[start STORED ROWS]
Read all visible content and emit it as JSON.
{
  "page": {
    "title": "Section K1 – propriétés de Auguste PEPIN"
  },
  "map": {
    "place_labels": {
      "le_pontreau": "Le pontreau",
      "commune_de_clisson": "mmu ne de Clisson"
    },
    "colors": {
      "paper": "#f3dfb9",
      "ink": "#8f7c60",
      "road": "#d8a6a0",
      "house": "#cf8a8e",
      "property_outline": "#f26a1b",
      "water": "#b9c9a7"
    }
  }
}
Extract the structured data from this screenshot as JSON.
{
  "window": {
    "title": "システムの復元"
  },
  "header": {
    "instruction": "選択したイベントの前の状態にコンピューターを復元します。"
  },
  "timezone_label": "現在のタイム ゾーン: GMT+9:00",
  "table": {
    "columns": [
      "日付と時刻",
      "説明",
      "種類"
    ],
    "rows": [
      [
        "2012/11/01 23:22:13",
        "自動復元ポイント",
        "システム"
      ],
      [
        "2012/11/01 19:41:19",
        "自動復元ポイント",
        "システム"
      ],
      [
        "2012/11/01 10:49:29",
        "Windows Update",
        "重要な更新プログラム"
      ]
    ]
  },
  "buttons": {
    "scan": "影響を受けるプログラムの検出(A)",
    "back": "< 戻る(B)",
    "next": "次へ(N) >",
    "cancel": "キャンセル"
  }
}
[end STORED ROWS]
• TASK BRIEF: Find the lines containing "JSON" and list every one of them.

• OUTPUT FOR THIS EXERCISE:
Read all visible content and emit it as JSON.
Extract the structured data from this screenshot as JSON.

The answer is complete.